Filter for the word "发展大局" and keep each matching line.

Data records |
## Begin
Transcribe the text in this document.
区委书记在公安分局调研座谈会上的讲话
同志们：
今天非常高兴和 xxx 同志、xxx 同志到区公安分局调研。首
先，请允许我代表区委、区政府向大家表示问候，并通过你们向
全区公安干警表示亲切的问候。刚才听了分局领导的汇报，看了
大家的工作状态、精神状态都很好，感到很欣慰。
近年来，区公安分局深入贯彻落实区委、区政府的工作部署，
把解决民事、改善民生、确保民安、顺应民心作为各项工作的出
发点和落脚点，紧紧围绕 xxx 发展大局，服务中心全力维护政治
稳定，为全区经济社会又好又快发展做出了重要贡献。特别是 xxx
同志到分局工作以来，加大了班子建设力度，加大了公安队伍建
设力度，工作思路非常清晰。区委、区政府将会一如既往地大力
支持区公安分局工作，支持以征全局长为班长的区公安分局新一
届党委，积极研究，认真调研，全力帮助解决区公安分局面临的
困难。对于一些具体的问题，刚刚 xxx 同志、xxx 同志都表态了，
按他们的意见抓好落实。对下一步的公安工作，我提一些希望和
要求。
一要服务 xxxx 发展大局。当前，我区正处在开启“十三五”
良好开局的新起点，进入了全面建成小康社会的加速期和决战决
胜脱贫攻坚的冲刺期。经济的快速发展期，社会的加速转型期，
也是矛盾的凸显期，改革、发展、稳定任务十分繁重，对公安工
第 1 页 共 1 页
## End
Response to the exercise |
发点和落脚点，紧紧围绕 xxx 发展大局，服务中心全力维护政治
一要服务 xxxx 发展大局。当前，我区正处在开启“十三五”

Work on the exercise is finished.